What you should do:
Find the line with "Convert this diagram", then retype it and each later line through the last, exactly. Leave out pictures.

***** Given records *****

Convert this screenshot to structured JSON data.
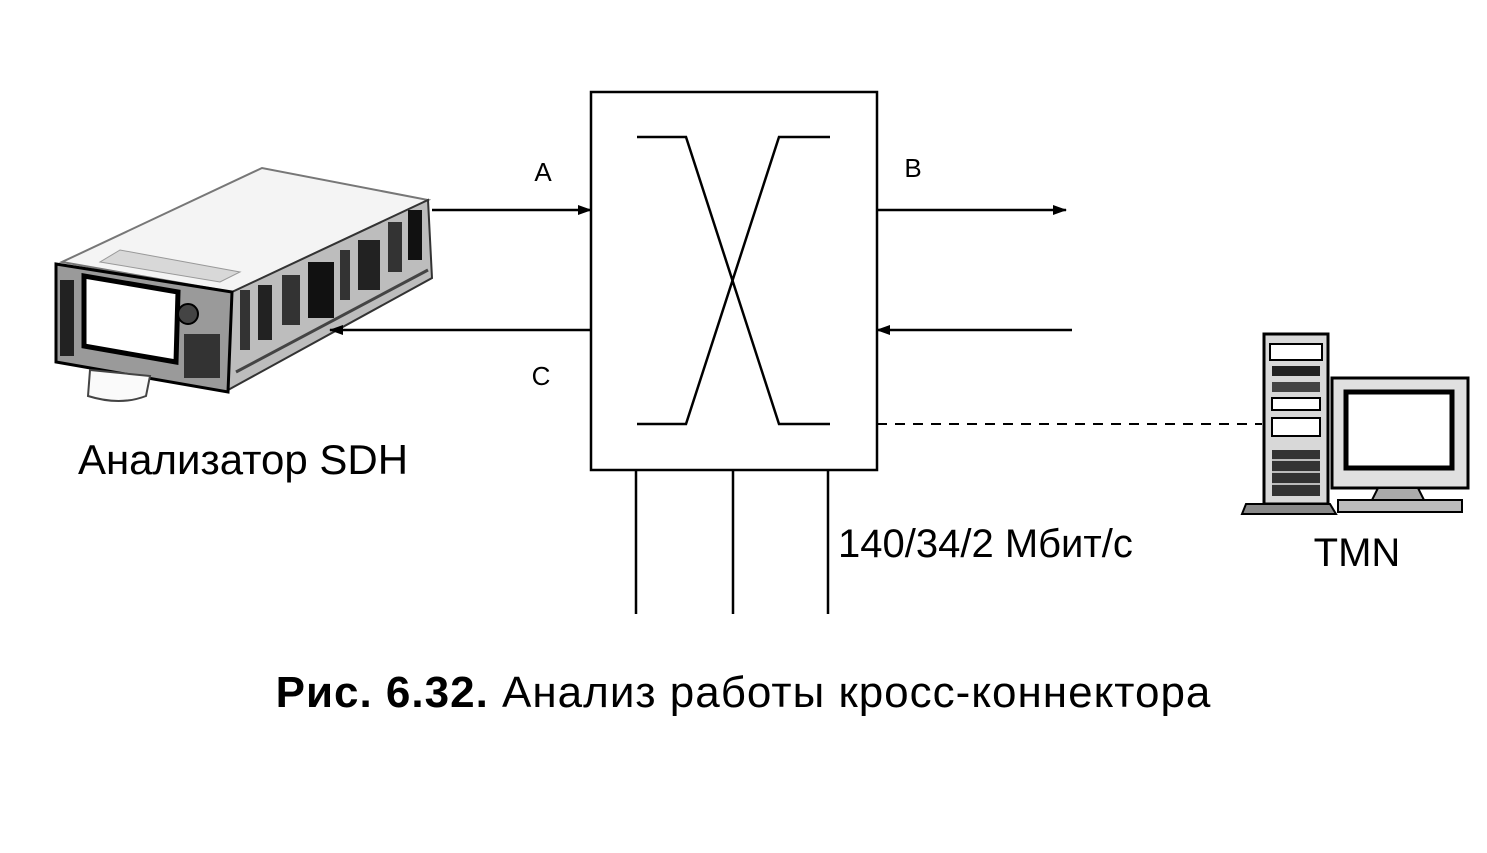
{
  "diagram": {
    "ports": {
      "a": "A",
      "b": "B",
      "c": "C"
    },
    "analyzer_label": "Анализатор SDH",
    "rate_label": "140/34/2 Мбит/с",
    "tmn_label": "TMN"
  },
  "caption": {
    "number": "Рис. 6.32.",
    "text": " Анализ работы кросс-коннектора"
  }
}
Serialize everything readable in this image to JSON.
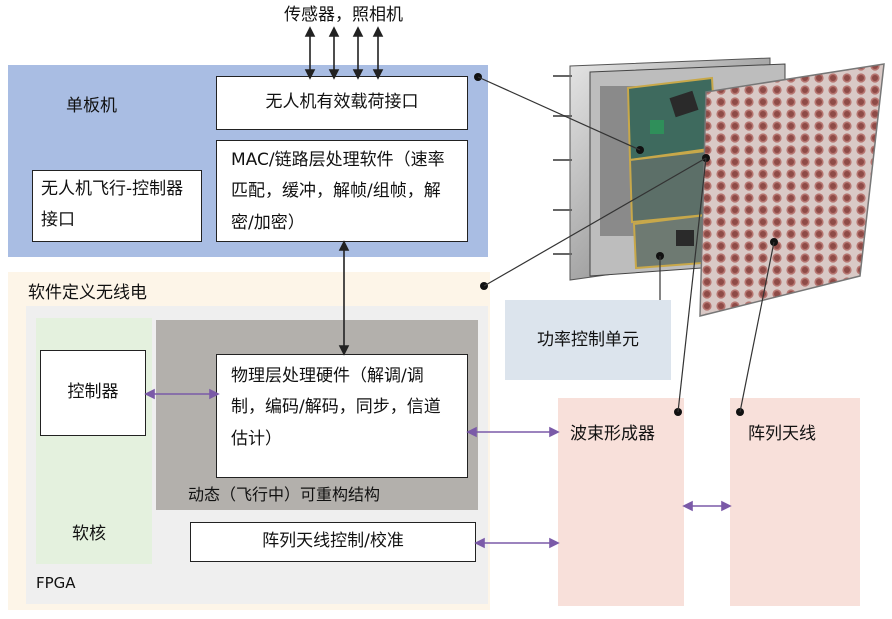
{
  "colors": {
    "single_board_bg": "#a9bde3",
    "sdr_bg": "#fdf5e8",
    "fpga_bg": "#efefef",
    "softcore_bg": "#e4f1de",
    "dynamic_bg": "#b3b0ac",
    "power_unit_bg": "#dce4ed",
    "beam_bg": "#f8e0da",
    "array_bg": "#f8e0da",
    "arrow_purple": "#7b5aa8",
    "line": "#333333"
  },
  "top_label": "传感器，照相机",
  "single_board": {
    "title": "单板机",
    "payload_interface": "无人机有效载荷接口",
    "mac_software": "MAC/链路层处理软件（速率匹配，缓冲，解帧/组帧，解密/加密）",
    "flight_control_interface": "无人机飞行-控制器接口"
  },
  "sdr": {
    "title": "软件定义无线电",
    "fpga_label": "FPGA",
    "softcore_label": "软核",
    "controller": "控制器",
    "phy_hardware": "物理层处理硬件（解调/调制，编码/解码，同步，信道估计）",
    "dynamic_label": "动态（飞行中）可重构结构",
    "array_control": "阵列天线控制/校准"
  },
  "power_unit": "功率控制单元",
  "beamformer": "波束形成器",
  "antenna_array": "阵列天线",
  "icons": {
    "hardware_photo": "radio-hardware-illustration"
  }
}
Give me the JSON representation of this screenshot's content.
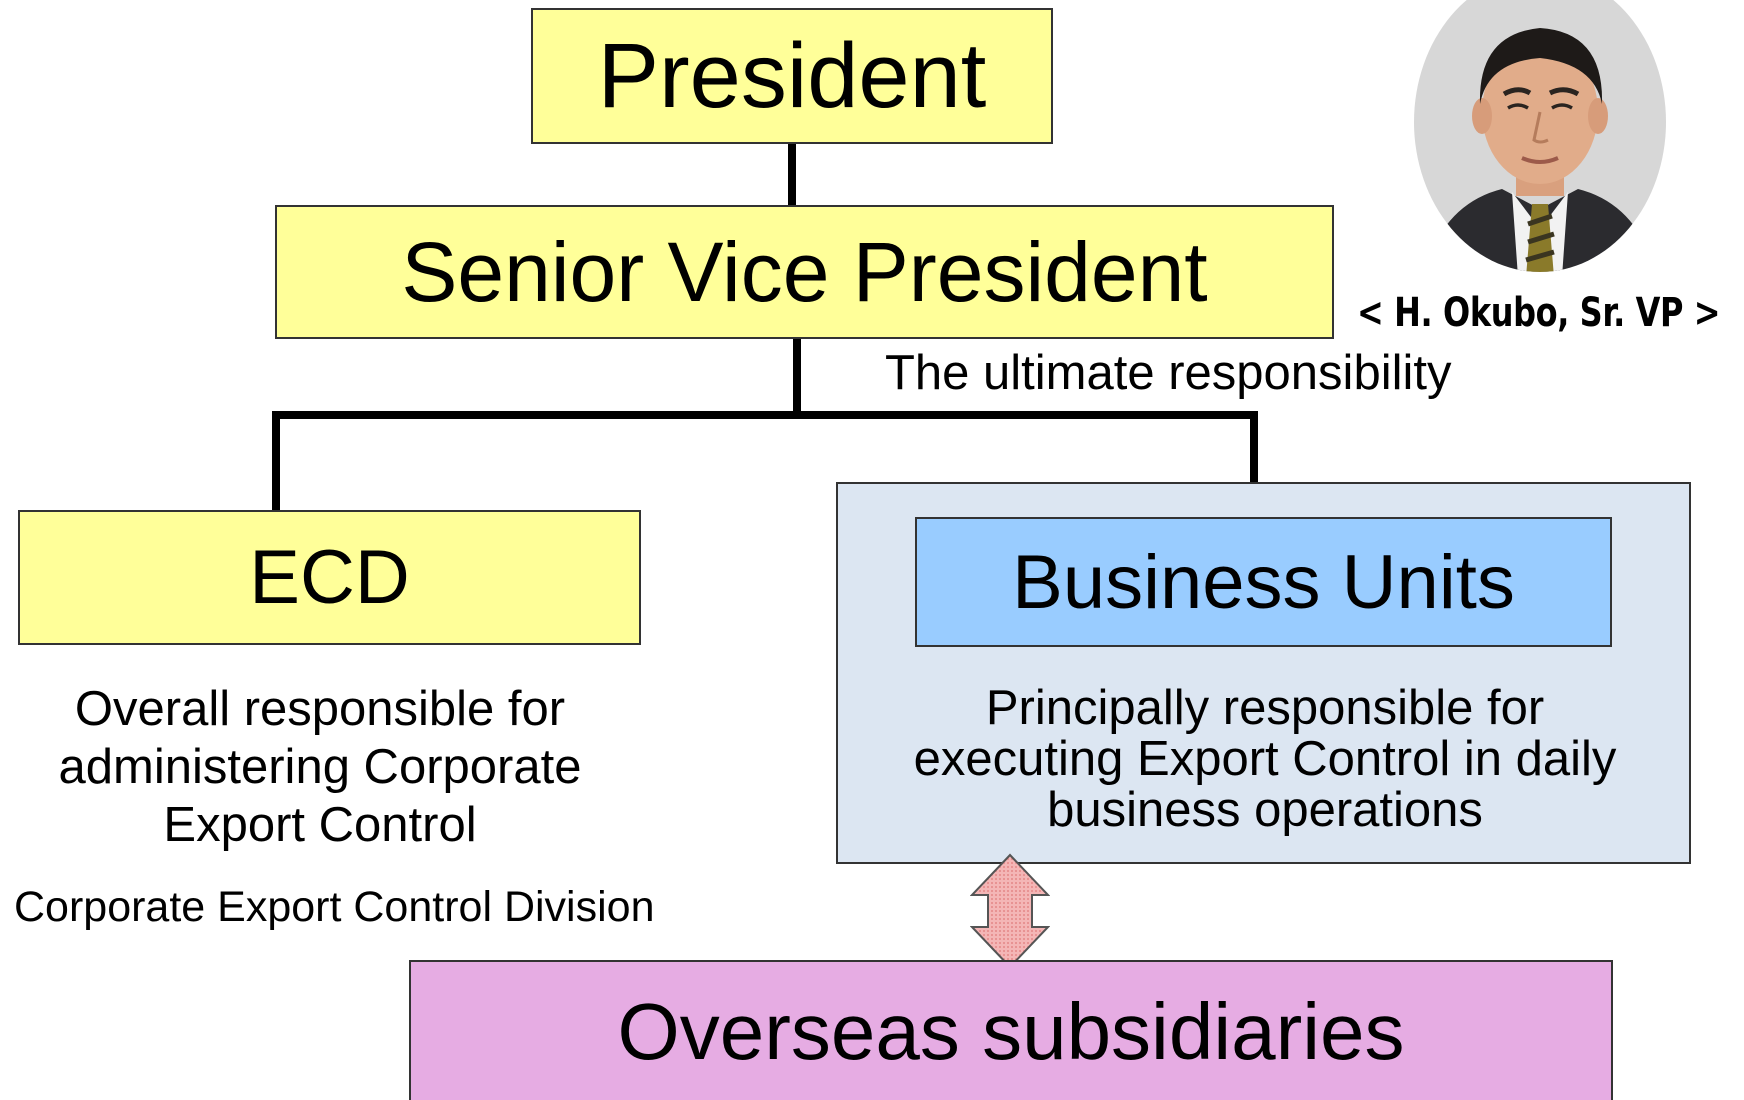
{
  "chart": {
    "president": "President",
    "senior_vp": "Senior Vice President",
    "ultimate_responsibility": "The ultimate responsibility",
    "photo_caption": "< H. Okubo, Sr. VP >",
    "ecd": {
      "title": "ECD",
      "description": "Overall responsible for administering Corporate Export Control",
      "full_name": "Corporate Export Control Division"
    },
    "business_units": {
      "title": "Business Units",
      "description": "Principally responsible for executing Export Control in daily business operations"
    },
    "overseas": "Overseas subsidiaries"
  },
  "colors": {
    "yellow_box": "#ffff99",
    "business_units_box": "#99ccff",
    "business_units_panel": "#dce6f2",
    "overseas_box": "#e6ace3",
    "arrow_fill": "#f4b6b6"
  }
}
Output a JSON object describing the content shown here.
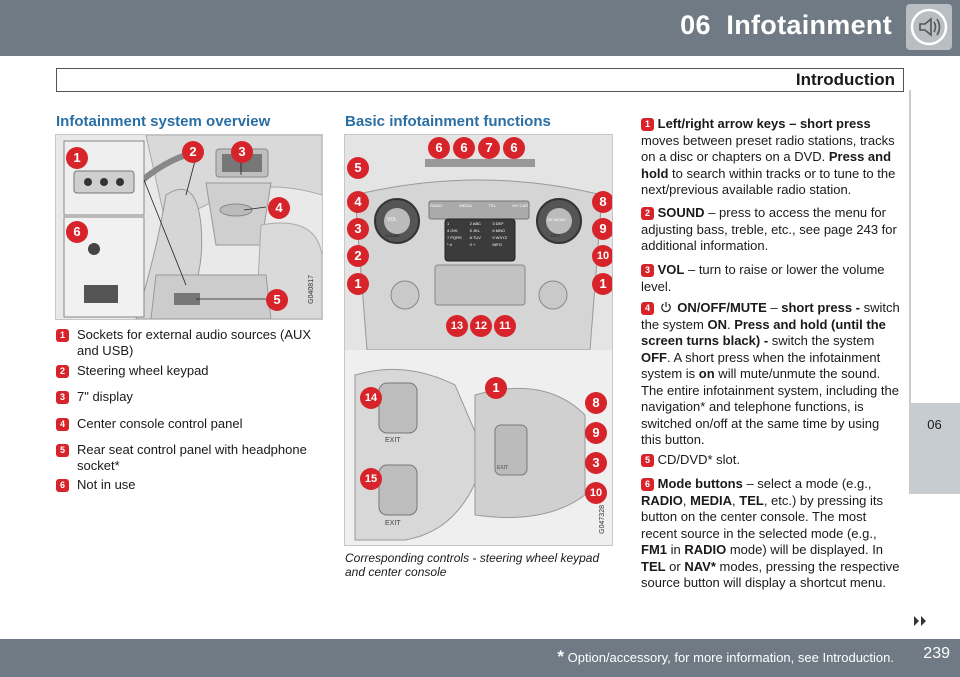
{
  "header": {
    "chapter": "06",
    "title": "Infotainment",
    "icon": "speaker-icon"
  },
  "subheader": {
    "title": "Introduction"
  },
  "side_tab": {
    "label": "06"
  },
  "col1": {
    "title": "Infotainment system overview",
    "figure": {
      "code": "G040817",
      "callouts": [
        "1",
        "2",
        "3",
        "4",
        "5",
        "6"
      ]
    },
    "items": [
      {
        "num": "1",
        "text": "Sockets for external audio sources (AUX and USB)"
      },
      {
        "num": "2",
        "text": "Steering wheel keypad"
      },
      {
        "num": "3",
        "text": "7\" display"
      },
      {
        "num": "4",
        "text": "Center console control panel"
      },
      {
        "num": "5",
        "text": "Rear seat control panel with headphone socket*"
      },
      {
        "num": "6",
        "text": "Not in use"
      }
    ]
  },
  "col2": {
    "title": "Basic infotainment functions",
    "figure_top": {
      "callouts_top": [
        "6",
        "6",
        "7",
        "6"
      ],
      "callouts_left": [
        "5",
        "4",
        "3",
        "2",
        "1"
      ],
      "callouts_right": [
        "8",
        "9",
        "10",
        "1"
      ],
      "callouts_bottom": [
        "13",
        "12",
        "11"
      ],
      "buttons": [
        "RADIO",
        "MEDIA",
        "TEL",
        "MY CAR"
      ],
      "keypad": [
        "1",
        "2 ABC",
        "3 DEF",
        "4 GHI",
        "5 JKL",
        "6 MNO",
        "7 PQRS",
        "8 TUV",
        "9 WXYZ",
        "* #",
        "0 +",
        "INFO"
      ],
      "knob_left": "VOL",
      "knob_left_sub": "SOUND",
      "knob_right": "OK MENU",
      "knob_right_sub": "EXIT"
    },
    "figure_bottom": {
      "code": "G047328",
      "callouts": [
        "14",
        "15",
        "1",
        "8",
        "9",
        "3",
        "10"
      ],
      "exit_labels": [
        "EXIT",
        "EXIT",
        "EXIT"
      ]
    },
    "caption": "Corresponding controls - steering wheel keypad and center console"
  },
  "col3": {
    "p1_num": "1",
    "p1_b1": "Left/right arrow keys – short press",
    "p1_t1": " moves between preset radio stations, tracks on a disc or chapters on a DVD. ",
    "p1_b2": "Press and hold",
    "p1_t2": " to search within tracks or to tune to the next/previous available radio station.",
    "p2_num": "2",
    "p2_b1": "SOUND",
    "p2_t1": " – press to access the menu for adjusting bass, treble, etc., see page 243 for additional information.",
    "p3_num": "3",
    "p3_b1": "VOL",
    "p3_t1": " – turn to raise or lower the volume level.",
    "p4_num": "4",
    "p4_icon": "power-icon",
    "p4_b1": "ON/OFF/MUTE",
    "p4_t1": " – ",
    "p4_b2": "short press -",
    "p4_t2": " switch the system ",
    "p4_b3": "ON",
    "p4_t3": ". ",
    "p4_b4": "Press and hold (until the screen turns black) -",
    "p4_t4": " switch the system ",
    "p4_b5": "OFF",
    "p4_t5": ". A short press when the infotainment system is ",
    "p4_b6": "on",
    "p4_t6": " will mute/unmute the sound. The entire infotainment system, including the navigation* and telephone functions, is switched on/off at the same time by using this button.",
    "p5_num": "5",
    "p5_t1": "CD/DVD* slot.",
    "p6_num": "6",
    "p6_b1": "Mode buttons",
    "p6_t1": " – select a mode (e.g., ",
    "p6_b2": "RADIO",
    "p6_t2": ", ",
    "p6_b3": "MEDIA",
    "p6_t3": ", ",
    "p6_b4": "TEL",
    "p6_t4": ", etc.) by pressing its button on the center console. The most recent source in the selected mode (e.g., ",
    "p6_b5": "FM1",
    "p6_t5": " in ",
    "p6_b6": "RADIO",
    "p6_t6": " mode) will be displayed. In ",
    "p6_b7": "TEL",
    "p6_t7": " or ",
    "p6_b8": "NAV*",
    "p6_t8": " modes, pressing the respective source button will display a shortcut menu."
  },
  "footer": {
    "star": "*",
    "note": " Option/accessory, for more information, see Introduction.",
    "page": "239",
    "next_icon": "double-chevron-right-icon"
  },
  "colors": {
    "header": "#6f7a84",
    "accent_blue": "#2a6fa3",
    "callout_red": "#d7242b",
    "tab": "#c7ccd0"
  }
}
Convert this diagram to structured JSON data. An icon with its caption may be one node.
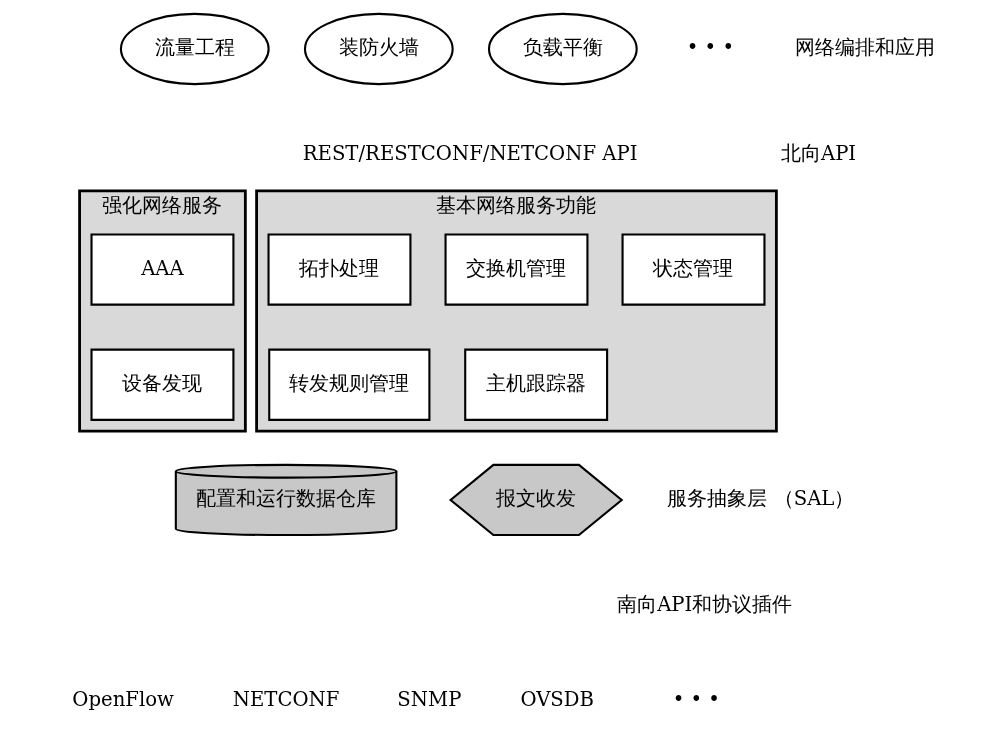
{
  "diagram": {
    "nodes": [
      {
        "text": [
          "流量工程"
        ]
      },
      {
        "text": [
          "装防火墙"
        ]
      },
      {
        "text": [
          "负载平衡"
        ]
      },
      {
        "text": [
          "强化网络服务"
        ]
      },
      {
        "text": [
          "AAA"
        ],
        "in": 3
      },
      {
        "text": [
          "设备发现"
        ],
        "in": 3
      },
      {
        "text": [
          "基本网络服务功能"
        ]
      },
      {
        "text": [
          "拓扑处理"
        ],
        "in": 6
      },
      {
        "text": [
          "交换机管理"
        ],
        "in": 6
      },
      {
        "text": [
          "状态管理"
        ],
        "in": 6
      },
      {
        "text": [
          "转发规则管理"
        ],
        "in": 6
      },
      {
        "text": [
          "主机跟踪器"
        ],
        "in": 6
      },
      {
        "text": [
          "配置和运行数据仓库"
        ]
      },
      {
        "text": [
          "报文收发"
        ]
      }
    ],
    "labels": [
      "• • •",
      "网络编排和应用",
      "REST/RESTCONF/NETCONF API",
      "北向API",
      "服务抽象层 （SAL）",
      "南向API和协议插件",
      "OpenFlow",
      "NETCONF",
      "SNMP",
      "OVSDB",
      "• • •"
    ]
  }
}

*****

Task response:
Convert this diagram to structured JSON data. An icon with its caption may be one node.
{
  "diagram": {
    "nodes": [
      {
        "text": [
          "流量工程"
        ]
      },
      {
        "text": [
          "装防火墙"
        ]
      },
      {
        "text": [
          "负载平衡"
        ]
      },
      {
        "text": [
          "强化网络服务"
        ]
      },
      {
        "text": [
          "AAA"
        ],
        "in": 3
      },
      {
        "text": [
          "设备发现"
        ],
        "in": 3
      },
      {
        "text": [
          "基本网络服务功能"
        ]
      },
      {
        "text": [
          "拓扑处理"
        ],
        "in": 6
      },
      {
        "text": [
          "交换机管理"
        ],
        "in": 6
      },
      {
        "text": [
          "状态管理"
        ],
        "in": 6
      },
      {
        "text": [
          "转发规则管理"
        ],
        "in": 6
      },
      {
        "text": [
          "主机跟踪器"
        ],
        "in": 6
      },
      {
        "text": [
          "配置和运行数据仓库"
        ]
      },
      {
        "text": [
          "报文收发"
        ]
      }
    ],
    "labels": [
      "• • •",
      "网络编排和应用",
      "REST/RESTCONF/NETCONF API",
      "北向API",
      "服务抽象层 （SAL）",
      "南向API和协议插件",
      "OpenFlow",
      "NETCONF",
      "SNMP",
      "OVSDB",
      "• • •"
    ]
  }
}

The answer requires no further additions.